**Goal:**
Reproduce each of the following items line for line, without any changes.

**The data:**
***

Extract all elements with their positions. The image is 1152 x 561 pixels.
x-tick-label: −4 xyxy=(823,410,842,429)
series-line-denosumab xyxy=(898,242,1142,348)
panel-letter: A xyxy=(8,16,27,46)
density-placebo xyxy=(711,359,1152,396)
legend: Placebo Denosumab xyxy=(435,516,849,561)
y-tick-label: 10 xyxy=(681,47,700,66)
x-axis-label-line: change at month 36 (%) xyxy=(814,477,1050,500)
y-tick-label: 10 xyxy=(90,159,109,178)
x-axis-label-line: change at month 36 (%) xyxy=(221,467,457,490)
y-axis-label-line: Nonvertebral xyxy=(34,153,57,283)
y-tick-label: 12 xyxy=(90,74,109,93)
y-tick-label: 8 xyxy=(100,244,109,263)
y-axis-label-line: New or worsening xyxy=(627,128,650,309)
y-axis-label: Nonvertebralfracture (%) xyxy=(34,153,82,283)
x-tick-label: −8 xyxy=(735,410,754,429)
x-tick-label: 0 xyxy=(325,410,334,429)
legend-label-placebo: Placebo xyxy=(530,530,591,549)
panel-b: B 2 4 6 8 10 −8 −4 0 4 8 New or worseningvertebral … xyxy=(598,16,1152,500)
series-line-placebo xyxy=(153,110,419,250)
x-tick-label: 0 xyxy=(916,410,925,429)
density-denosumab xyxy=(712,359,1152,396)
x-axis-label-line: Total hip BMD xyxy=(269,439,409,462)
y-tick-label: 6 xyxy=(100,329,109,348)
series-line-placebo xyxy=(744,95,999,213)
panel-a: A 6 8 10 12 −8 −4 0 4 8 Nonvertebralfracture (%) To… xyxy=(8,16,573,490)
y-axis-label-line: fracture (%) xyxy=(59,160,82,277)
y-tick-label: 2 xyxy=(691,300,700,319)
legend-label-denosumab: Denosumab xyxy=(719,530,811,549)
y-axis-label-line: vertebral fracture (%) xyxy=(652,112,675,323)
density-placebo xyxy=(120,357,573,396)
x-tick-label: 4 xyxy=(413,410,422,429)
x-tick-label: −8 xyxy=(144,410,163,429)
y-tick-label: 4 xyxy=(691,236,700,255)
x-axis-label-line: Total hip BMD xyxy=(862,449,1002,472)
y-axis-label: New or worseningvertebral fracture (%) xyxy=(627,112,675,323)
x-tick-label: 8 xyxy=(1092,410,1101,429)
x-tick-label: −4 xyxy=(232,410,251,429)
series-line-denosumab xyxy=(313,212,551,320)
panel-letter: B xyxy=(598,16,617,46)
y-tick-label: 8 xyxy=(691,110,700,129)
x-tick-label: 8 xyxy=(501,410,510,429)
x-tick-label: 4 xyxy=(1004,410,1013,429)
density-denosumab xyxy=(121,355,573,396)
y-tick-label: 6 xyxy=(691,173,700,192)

***

**The solution:**
Extract all elements with their positions. The image is 1152 x 561 pixels.
x-tick-label: −4 xyxy=(823,410,842,429)
series-line-denosumab xyxy=(898,242,1142,348)
panel-letter: A xyxy=(8,16,27,46)
density-placebo xyxy=(711,359,1152,396)
legend: Placebo Denosumab xyxy=(435,516,849,561)
y-tick-label: 10 xyxy=(681,47,700,66)
x-axis-label-line: change at month 36 (%) xyxy=(814,477,1050,500)
y-tick-label: 10 xyxy=(90,159,109,178)
x-axis-label-line: change at month 36 (%) xyxy=(221,467,457,490)
y-axis-label-line: Nonvertebral xyxy=(34,153,57,283)
y-tick-label: 12 xyxy=(90,74,109,93)
y-tick-label: 8 xyxy=(100,244,109,263)
y-axis-label-line: New or worsening xyxy=(627,128,650,309)
y-axis-label: Nonvertebralfracture (%) xyxy=(34,153,82,283)
x-tick-label: −8 xyxy=(735,410,754,429)
x-tick-label: 0 xyxy=(325,410,334,429)
legend-label-placebo: Placebo xyxy=(530,530,591,549)
panel-b: B 2 4 6 8 10 −8 −4 0 4 8 New or worseningvertebral … xyxy=(598,16,1152,500)
series-line-placebo xyxy=(153,110,419,250)
x-tick-label: 0 xyxy=(916,410,925,429)
density-denosumab xyxy=(712,359,1152,396)
x-axis-label-line: Total hip BMD xyxy=(269,439,409,462)
y-tick-label: 6 xyxy=(100,329,109,348)
series-line-placebo xyxy=(744,95,999,213)
panel-a: A 6 8 10 12 −8 −4 0 4 8 Nonvertebralfracture (%) To… xyxy=(8,16,573,490)
y-axis-label-line: fracture (%) xyxy=(59,160,82,277)
y-tick-label: 2 xyxy=(691,300,700,319)
legend-label-denosumab: Denosumab xyxy=(719,530,811,549)
y-axis-label-line: vertebral fracture (%) xyxy=(652,112,675,323)
density-placebo xyxy=(120,357,573,396)
x-tick-label: 4 xyxy=(413,410,422,429)
x-tick-label: −8 xyxy=(144,410,163,429)
y-tick-label: 4 xyxy=(691,236,700,255)
x-axis-label-line: Total hip BMD xyxy=(862,449,1002,472)
y-axis-label: New or worseningvertebral fracture (%) xyxy=(627,112,675,323)
x-tick-label: 8 xyxy=(1092,410,1101,429)
x-tick-label: −4 xyxy=(232,410,251,429)
series-line-denosumab xyxy=(313,212,551,320)
panel-letter: B xyxy=(598,16,617,46)
y-tick-label: 8 xyxy=(691,110,700,129)
x-tick-label: 8 xyxy=(501,410,510,429)
x-tick-label: 4 xyxy=(1004,410,1013,429)
density-denosumab xyxy=(121,355,573,396)
y-tick-label: 6 xyxy=(691,173,700,192)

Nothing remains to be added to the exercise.